● **Dataset rows**:

+ + + + +

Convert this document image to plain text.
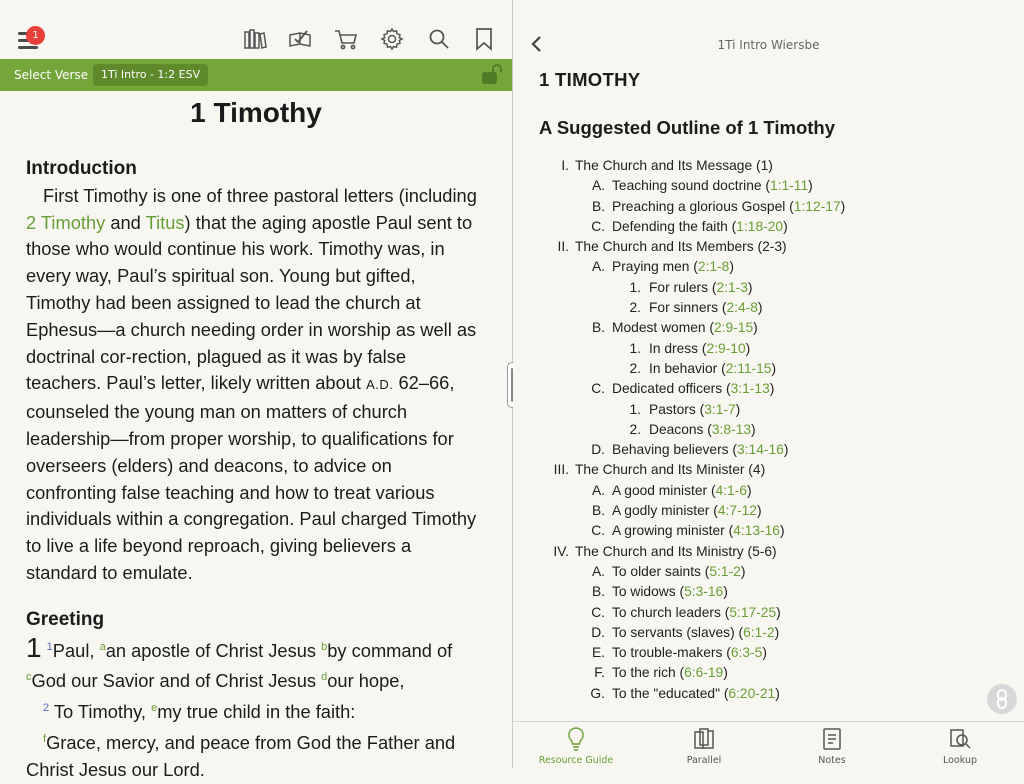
1
Select Verse	1Ti Intro - 1:2 ESV
1 Timothy
Introduction
First Timothy is one of three pastoral letters (including 2 Timothy and Titus) that the aging apostle Paul sent to those who would continue his work. Timothy was, in every way, Paul’s spiritual son. Young but gifted, Timothy had been assigned to lead the church at Ephesus—a church needing order in worship as well as doctrinal cor-rection, plagued as it was by false teachers. Paul’s letter, likely written about A.D. 62–66, counseled the young man on matters of church leadership—from proper worship, to qualifications for overseers (elders) and deacons, to advice on confronting false teaching and how to treat various individuals within a congregation. Paul charged Timothy to live a life beyond reproach, giving believers a standard to emulate.
Greeting
1 $^1$Paul, $^a$an apostle of Christ Jesus $^b$by command of
$^c$God our Savior and of Christ Jesus $^d$our hope,
$^2$ To Timothy, $^e$my true child in the faith:
$^f$Grace, mercy, and peace from God the Father and Christ Jesus our Lord.
1Ti Intro Wiersbe
1 TIMOTHY
A Suggested Outline of 1 Timothy
I. The Church and Its Message (1)
A. Teaching sound doctrine (1:1-11)
B. Preaching a glorious Gospel (1:12-17)
C. Defending the faith (1:18-20)
II. The Church and Its Members (2-3)
A. Praying men (2:1-8)
1. For rulers (2:1-3)
2. For sinners (2:4-8)
B. Modest women (2:9-15)
1. In dress (2:9-10)
2. In behavior (2:11-15)
C. Dedicated officers (3:1-13)
1. Pastors (3:1-7)
2. Deacons (3:8-13)
D. Behaving believers (3:14-16)
III. The Church and Its Minister (4)
A. A good minister (4:1-6)
B. A godly minister (4:7-12)
C. A growing minister (4:13-16)
IV. The Church and Its Ministry (5-6)
A. To older saints (5:1-2)
B. To widows (5:3-16)
C. To church leaders (5:17-25)
D. To servants (slaves) (6:1-2)
E. To trouble-makers (6:3-5)
F. To the rich (6:6-19)
G. To the "educated" (6:20-21)
Resource Guide	Parallel	Notes	Lookup
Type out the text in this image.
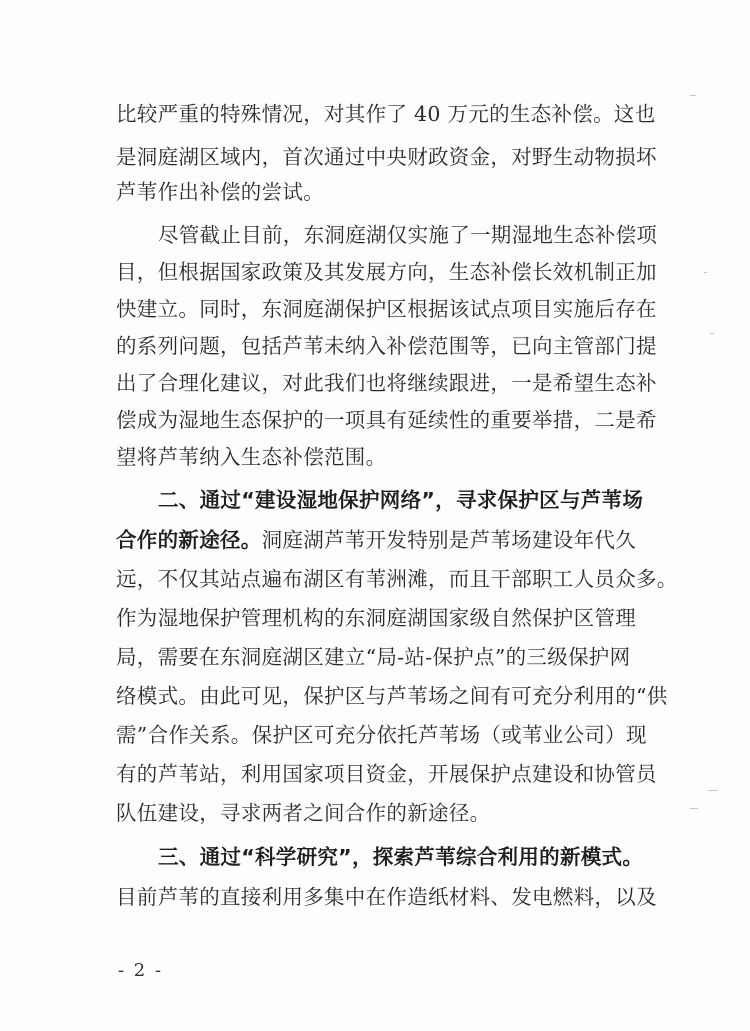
比较严重的特殊情况，对其作了 40 万元的生态补偿。这也
是洞庭湖区域内，首次通过中央财政资金，对野生动物损坏
芦苇作出补偿的尝试。
尽管截止目前，东洞庭湖仅实施了一期湿地生态补偿项
目，但根据国家政策及其发展方向，生态补偿长效机制正加
快建立。同时，东洞庭湖保护区根据该试点项目实施后存在
的系列问题，包括芦苇未纳入补偿范围等，已向主管部门提
出了合理化建议，对此我们也将继续跟进，一是希望生态补
偿成为湿地生态保护的一项具有延续性的重要举措，二是希
望将芦苇纳入生态补偿范围。
二、通过“建设湿地保护网络”，寻求保护区与芦苇场
合作的新途径。洞庭湖芦苇开发特别是芦苇场建设年代久
远，不仅其站点遍布湖区有苇洲滩，而且干部职工人员众多。
作为湿地保护管理机构的东洞庭湖国家级自然保护区管理
局，需要在东洞庭湖区建立“局-站-保护点”的三级保护网
络模式。由此可见，保护区与芦苇场之间有可充分利用的“供
需”合作关系。保护区可充分依托芦苇场（或苇业公司）现
有的芦苇站，利用国家项目资金，开展保护点建设和协管员
队伍建设，寻求两者之间合作的新途径。
三、通过“科学研究”，探索芦苇综合利用的新模式。
目前芦苇的直接利用多集中在作造纸材料、发电燃料，以及
- 2 -
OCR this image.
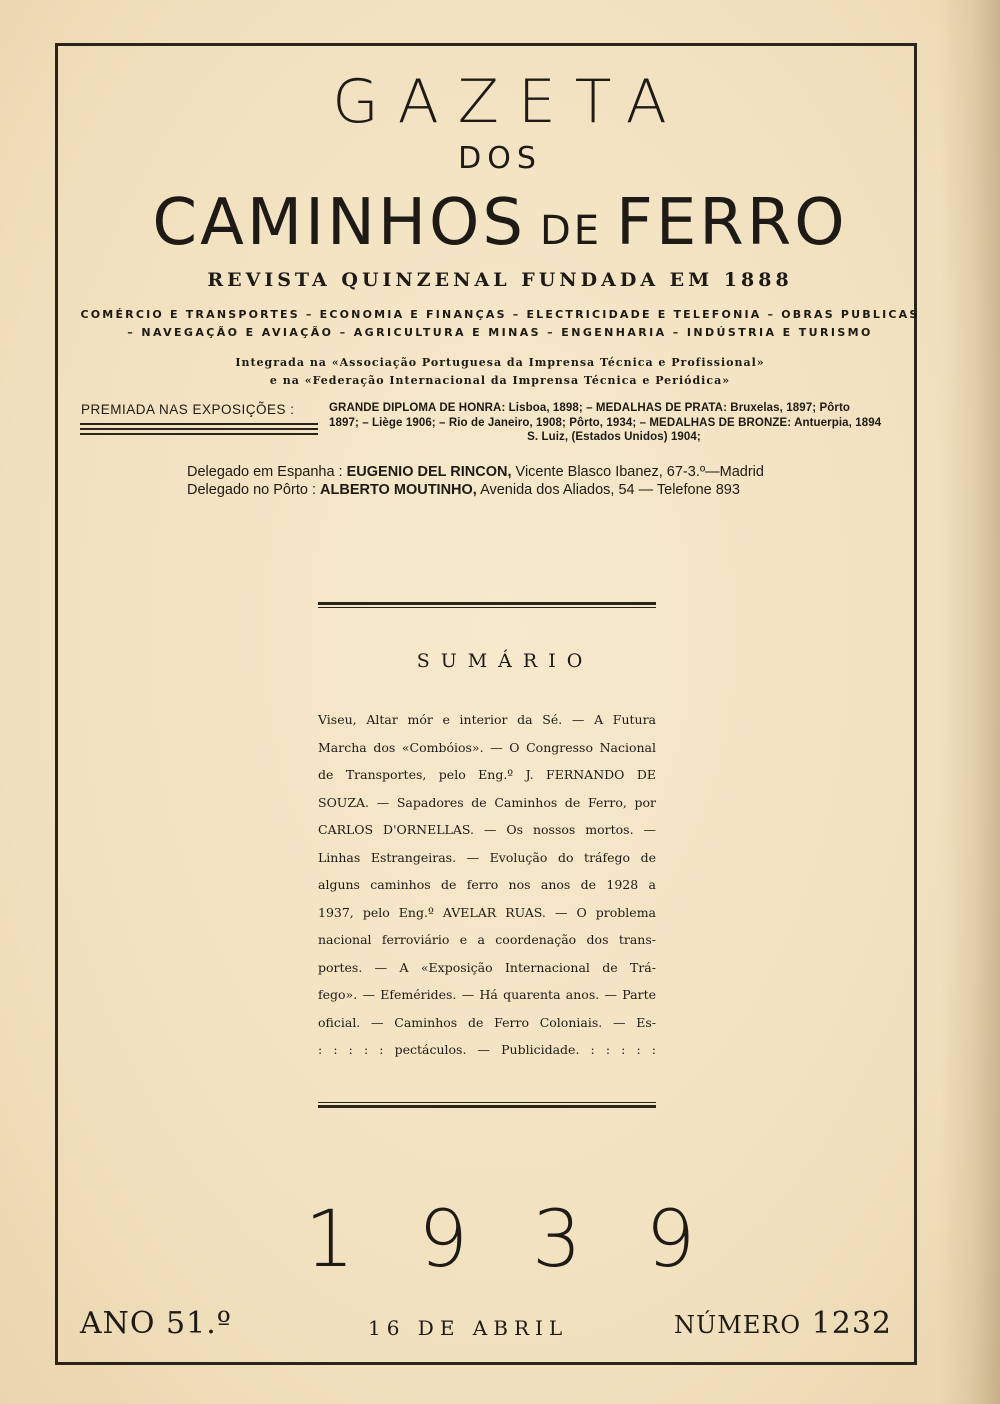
GAZETA
DOS
CAMINHOS DE FERRO
REVISTA QUINZENAL FUNDADA EM 1888
COMÉRCIO E TRANSPORTES – ECONOMIA E FINANÇAS – ELECTRICIDADE E TELEFONIA – OBRAS PUBLICAS
– NAVEGAÇÃO E AVIAÇÃO – AGRICULTURA E MINAS – ENGENHARIA – INDÚSTRIA E TURISMO
Integrada na «Associação Portuguesa da Imprensa Técnica e Profissional»
e na «Federação Internacional da Imprensa Técnica e Periódica»
PREMIADA NAS EXPOSIÇÕES :	GRANDE DIPLOMA DE HONRA: Lisboa, 1898; – MEDALHAS DE PRATA: Bruxelas, 1897; Pôrto
1897; – Liège 1906; – Rio de Janeiro, 1908; Pôrto, 1934; – MEDALHAS DE BRONZE: Antuerpia, 1894
S. Luiz, (Estados Unidos) 1904;
Delegado em Espanha : EUGENIO DEL RINCON, Vicente Blasco Ibanez, 67-3.º—Madrid
Delegado no Pôrto : ALBERTO MOUTINHO, Avenida dos Aliados, 54 — Telefone 893
SUMÁRIO
Viseu, Altar mór e interior da Sé. — A Futura
Marcha dos «Combóios». — O Congresso Nacional
de Transportes, pelo Eng.º J. FERNANDO DE
SOUZA. — Sapadores de Caminhos de Ferro, por
CARLOS D'ORNELLAS. — Os nossos mortos. —
Linhas Estrangeiras. — Evolução do tráfego de
alguns caminhos de ferro nos anos de 1928 a
1937, pelo Eng.º AVELAR RUAS. — O problema
nacional ferroviário e a coordenação dos trans-
portes. — A «Exposição Internacional de Trá-
fego». — Efemérides. — Há quarenta anos. — Parte
oficial. — Caminhos de Ferro Coloniais. — Es-
: : : : : pectáculos. — Publicidade. : : : : :
1939
ANO 51.º	16 DE ABRIL	NÚMERO 1232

+ + + + +

Filter the records, keeping only lines that contain "this", and show those lines.

Convert this document image to plain text.
Type out the text in this image.
OCR this image.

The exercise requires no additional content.